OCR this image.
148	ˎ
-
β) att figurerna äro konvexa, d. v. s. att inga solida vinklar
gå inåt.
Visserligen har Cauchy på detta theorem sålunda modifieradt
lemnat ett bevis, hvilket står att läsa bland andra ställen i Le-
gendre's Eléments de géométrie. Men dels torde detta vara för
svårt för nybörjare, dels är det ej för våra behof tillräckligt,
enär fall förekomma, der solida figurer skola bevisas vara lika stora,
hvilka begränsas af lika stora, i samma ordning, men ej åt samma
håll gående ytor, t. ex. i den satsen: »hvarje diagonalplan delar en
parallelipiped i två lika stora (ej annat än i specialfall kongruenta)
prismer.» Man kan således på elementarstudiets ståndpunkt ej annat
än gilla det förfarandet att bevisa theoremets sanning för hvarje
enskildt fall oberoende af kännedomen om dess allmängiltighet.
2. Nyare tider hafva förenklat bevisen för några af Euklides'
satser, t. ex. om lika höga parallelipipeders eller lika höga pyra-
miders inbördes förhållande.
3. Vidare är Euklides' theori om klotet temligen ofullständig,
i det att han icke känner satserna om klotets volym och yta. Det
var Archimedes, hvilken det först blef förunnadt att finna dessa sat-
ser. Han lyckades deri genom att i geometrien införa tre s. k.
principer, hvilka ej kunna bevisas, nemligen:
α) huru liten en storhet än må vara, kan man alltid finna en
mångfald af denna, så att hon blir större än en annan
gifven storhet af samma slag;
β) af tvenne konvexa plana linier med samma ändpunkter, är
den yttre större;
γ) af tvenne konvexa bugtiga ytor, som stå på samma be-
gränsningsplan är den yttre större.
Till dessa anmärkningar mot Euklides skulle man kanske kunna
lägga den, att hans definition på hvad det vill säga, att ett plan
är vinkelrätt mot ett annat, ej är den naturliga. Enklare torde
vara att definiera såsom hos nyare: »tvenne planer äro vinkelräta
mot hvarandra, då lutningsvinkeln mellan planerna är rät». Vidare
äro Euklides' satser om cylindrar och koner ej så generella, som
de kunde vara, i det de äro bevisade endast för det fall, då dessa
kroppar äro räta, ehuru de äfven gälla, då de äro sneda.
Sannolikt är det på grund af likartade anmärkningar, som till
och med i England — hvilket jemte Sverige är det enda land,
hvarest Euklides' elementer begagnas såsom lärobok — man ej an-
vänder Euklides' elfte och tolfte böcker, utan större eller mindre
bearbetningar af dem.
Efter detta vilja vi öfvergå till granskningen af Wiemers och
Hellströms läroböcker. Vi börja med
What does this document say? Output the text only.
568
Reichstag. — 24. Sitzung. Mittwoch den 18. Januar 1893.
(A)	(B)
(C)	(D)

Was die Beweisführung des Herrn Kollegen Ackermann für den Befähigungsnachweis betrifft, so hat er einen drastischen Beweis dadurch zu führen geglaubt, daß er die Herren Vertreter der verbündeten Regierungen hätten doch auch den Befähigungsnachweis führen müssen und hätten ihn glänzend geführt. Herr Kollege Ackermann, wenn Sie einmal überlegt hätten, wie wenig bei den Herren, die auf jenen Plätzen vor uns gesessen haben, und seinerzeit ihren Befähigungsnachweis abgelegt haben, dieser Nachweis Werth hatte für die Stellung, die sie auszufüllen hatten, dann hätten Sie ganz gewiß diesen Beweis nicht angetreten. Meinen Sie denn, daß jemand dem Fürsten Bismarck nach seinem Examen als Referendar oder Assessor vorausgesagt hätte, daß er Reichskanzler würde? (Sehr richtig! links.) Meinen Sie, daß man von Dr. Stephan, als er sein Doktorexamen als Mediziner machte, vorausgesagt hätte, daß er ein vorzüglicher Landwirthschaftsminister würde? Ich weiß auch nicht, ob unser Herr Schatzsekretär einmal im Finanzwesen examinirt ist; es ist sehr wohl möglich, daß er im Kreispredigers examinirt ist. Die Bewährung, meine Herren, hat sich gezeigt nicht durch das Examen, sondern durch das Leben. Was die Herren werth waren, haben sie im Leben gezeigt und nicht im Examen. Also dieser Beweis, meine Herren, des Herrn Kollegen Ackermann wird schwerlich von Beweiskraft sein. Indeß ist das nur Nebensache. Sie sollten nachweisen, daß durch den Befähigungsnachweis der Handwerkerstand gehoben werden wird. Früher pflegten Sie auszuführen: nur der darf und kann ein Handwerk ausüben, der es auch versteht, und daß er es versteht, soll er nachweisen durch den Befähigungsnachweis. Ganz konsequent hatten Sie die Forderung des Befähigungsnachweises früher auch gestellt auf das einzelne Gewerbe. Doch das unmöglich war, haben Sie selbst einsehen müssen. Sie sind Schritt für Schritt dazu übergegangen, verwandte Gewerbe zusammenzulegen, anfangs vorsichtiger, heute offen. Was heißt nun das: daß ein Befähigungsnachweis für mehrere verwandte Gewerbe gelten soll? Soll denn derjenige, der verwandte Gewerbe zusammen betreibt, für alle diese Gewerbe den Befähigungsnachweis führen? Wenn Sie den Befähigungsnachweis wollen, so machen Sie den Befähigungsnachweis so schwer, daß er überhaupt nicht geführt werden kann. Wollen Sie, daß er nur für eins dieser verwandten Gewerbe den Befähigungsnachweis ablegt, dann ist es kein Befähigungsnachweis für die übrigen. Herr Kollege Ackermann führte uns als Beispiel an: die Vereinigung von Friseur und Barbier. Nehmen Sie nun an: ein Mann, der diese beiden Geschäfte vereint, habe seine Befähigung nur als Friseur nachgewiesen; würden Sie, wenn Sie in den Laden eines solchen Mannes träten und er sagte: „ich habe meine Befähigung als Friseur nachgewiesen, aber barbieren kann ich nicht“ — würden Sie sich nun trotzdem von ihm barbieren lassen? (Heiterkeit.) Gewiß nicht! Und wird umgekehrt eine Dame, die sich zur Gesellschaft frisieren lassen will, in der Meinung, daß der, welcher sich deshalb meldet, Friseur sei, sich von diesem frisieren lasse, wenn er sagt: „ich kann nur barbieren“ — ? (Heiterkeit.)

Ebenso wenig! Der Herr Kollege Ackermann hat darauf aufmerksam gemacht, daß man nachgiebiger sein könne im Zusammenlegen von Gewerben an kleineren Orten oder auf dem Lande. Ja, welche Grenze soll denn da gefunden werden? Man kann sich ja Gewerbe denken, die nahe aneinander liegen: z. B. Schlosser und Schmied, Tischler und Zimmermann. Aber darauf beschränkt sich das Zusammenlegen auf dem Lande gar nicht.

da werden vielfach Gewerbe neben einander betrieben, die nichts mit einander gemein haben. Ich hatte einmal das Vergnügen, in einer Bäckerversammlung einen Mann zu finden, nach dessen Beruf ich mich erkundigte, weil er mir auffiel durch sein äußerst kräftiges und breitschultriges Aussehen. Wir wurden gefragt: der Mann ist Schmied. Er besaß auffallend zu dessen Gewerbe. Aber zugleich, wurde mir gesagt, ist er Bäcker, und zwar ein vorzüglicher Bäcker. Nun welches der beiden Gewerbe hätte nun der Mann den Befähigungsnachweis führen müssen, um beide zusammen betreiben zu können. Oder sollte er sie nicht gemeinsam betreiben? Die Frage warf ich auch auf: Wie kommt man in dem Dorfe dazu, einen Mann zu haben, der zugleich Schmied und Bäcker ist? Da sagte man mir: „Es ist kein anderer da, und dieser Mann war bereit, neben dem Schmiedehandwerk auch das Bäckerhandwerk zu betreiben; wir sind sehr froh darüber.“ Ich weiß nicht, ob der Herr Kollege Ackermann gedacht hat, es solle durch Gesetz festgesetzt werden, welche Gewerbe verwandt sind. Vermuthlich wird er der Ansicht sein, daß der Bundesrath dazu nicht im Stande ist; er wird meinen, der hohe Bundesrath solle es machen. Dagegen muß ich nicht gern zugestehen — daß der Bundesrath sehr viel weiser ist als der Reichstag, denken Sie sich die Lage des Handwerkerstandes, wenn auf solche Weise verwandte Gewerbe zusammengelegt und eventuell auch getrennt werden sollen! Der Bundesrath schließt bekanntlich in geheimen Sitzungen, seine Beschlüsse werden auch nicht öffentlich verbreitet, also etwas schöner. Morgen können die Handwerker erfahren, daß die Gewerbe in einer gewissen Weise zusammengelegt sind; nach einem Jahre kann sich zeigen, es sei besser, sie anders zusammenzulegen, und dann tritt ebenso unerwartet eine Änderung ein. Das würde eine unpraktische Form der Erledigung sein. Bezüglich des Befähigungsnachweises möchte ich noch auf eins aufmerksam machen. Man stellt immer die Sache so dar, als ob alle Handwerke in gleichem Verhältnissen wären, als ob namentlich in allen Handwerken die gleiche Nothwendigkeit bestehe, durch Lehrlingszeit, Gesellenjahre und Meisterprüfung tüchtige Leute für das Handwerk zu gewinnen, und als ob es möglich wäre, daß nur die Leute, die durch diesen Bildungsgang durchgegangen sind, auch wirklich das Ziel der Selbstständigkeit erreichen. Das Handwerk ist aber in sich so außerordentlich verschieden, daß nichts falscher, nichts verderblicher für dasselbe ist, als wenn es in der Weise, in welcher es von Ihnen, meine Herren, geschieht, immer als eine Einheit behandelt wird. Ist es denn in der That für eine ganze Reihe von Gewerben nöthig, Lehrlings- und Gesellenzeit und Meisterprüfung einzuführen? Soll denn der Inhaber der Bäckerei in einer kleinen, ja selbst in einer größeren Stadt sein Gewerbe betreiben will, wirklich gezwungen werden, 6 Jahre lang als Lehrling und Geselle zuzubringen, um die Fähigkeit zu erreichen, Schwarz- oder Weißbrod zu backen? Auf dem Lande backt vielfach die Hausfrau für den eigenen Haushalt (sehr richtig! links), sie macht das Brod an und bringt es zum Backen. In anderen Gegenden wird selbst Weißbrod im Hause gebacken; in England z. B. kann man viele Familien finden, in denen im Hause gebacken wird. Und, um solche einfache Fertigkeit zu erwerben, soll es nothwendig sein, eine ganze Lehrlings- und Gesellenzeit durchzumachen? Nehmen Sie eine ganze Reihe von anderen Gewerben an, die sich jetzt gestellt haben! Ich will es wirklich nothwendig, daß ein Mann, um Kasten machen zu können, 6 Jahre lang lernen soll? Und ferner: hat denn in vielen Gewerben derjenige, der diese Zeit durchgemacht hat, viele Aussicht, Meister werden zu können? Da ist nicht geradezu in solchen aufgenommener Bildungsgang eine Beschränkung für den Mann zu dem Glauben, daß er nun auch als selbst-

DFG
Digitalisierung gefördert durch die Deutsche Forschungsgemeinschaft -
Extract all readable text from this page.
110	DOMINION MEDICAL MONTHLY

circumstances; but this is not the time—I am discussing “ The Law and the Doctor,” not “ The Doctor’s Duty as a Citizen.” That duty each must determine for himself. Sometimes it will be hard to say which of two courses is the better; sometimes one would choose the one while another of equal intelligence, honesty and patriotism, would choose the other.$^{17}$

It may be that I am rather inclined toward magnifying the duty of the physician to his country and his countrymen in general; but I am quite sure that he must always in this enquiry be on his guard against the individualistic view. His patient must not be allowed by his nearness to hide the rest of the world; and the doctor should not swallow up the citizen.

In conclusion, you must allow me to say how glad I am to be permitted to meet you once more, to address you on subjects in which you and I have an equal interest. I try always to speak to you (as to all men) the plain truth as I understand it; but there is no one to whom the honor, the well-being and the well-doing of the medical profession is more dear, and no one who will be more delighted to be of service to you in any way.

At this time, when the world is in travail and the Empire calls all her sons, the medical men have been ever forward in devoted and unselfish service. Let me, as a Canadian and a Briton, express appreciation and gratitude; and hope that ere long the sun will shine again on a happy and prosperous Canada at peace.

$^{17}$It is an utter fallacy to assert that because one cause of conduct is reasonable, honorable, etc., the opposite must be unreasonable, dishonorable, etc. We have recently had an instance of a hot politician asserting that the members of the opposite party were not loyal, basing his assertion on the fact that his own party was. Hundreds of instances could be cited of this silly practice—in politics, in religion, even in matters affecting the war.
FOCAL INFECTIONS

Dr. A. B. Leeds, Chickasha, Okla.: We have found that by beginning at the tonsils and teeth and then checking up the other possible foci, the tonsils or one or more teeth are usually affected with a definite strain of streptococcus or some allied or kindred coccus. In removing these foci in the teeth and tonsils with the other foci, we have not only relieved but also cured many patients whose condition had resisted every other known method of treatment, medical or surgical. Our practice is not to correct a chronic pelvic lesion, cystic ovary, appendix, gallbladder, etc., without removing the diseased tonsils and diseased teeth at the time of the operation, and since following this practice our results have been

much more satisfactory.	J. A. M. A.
---+---
> _WORK INSTRUCTION_
Collect every line from the records above that contains the word "torde".

> _RESULT BELOW_
gendre's Eléments de géométrie. Men dels torde detta vara för
är vinkelrätt mot ett annat, ej är den naturliga. Enklare torde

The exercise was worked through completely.